Task prompt -
Reproduce the entire passage on the Mad Men season seven premiere verbatim.

Text provided -
So, now we know.
In the lead-up to the debut of Mad Men season seven, a promotional gallery had the show’s main characters standing before a series of multi-colored tile walls. If you recognized those walls it’s because they line the tunnels that lead from some of the terminals at LAX to baggage claim. But at the time, Mad Men creator Matthew Weiner insisted the location was for promotional purposes only, and was no indication of the season’s direction.
Now we know that it was a tip-off. Last night, the season opened and it was roughly eight weeks after the last season left off, in early 1969. And we’re in L.A. "I felt that the consequences of what happened last season were so huge that I didn’t want to skip past that," explains Weiner, who made this the briefest between-seasons leap in the series’ timeline. "We’ve always had dramatic endings, but I’ve also always gotten story momentum on the season by pushing it six months, or whatever, and letting the audience catch up."

Given information -
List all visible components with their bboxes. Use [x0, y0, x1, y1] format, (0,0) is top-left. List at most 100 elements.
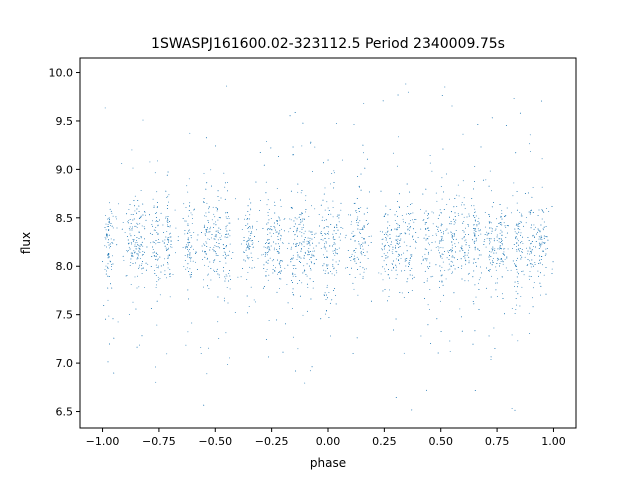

Solution -
So, now we know.
In the lead-up to the debut of Mad Men season seven, a promotional gallery had the show’s main characters standing before a series of multi-colored tile walls. If you recognized those walls it’s because they line the tunnels that lead from some of the terminals at LAX to baggage claim. But at the time, Mad Men creator Matthew Weiner insisted the location was for promotional purposes only, and was no indication of the season’s direction.
Now we know that it was a tip-off. Last night, the season opened and it was roughly eight weeks after the last season left off, in early 1969. And we’re in L.A. "I felt that the consequences of what happened last season were so huge that I didn’t want to skip past that," explains Weiner, who made this the briefest between-seasons leap in the series’ timeline. "We’ve always had dramatic endings, but I’ve also always gotten story momentum on the season by pushing it six months, or whatever, and letting the audience catch up."